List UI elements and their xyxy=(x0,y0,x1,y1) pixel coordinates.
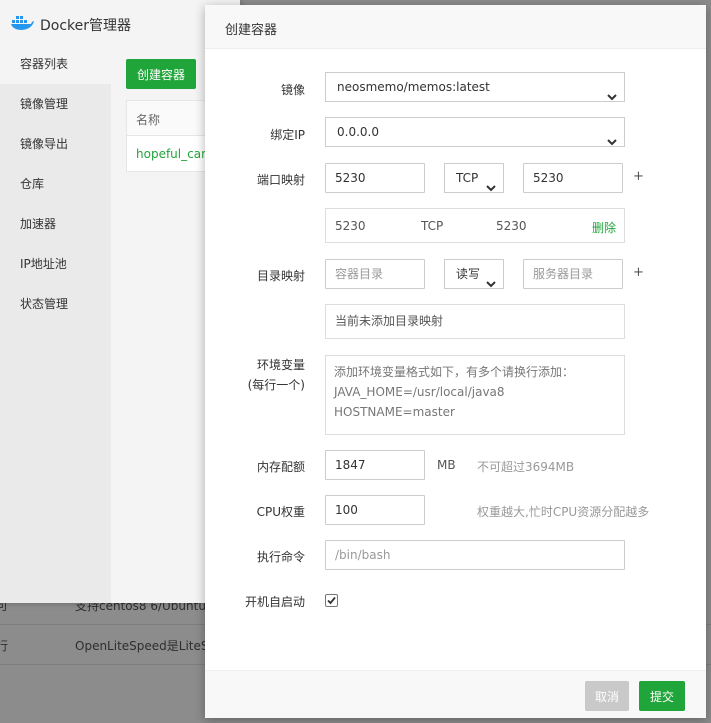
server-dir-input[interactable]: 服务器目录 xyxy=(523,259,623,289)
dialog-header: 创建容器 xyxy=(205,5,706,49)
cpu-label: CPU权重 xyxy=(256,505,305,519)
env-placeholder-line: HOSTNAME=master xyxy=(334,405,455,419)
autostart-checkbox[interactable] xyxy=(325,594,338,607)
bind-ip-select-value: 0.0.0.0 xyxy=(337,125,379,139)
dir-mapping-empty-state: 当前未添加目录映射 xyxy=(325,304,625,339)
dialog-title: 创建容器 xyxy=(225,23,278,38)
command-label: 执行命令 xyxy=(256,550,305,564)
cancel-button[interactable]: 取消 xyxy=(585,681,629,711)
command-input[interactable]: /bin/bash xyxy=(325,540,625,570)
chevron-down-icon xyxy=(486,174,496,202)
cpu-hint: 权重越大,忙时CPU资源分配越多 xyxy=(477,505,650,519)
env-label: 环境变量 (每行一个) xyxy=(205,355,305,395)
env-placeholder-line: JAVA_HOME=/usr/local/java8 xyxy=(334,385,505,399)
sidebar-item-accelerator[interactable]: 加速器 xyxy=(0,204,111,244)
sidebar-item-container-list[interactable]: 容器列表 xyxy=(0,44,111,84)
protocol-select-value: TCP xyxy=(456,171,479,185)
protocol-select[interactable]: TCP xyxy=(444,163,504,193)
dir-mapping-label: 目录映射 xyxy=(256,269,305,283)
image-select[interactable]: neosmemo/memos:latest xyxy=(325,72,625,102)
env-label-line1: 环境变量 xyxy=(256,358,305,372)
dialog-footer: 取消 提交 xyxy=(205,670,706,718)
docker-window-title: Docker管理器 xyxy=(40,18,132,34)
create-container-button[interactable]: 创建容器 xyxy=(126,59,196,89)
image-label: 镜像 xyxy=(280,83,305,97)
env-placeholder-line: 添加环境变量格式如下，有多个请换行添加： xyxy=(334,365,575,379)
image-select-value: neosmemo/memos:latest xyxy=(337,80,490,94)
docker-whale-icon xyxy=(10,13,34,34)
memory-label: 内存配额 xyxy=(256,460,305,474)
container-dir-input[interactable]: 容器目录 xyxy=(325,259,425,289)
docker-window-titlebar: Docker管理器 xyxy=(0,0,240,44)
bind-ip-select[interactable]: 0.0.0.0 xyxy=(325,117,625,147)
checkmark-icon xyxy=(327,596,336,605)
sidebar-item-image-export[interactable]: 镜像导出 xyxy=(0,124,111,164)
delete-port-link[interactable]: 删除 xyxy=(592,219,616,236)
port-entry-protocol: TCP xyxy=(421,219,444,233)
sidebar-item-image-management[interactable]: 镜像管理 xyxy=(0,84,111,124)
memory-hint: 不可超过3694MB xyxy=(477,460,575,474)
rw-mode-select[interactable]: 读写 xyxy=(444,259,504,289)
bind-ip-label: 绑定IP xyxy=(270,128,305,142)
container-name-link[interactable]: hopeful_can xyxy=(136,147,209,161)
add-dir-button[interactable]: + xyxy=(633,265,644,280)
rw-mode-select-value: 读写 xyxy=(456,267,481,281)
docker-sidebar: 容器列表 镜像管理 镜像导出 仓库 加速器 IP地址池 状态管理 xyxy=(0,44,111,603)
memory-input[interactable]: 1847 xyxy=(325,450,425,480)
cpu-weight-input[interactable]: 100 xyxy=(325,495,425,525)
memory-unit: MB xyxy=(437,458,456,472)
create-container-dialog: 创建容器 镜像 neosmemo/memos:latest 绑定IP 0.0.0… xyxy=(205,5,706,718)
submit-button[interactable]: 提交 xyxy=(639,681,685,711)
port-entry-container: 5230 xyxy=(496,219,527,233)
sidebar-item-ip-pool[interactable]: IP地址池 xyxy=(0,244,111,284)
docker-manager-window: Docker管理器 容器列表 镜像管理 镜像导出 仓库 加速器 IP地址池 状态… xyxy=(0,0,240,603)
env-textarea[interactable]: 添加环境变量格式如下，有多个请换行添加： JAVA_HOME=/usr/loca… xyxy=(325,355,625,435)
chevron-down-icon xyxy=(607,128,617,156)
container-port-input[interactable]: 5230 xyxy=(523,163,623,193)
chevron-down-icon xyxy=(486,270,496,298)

What you need to do :: Give the records from the line with "server-dir-input[interactable]: 服务器目录 xyxy=(523,259,623,289)" to the line with "sidebar-item-accelerator[interactable]: 加速器 xyxy=(0,204,111,244)" as a JSON list of strings, one string per line.

Result of this exercise ::
[
  "server-dir-input[interactable]: 服务器目录 xyxy=(523,259,623,289)",
  "dialog-header: 创建容器 xyxy=(205,5,706,49)",
  "cpu-label: CPU权重 xyxy=(256,505,305,519)",
  "env-placeholder-line: HOSTNAME=master xyxy=(334,405,455,419)",
  "autostart-checkbox[interactable] xyxy=(325,594,338,607)",
  "bind-ip-select-value: 0.0.0.0 xyxy=(337,125,379,139)",
  "dir-mapping-empty-state: 当前未添加目录映射 xyxy=(325,304,625,339)",
  "dialog-title: 创建容器 xyxy=(225,23,278,38)",
  "command-label: 执行命令 xyxy=(256,550,305,564)",
  "cancel-button[interactable]: 取消 xyxy=(585,681,629,711)",
  "command-input[interactable]: /bin/bash xyxy=(325,540,625,570)",
  "chevron-down-icon xyxy=(486,174,496,202)",
  "cpu-hint: 权重越大,忙时CPU资源分配越多 xyxy=(477,505,650,519)",
  "env-label: 环境变量 (每行一个) xyxy=(205,355,305,395)",
  "env-placeholder-line: JAVA_HOME=/usr/local/java8 xyxy=(334,385,505,399)",
  "sidebar-item-accelerator[interactable]: 加速器 xyxy=(0,204,111,244)"
]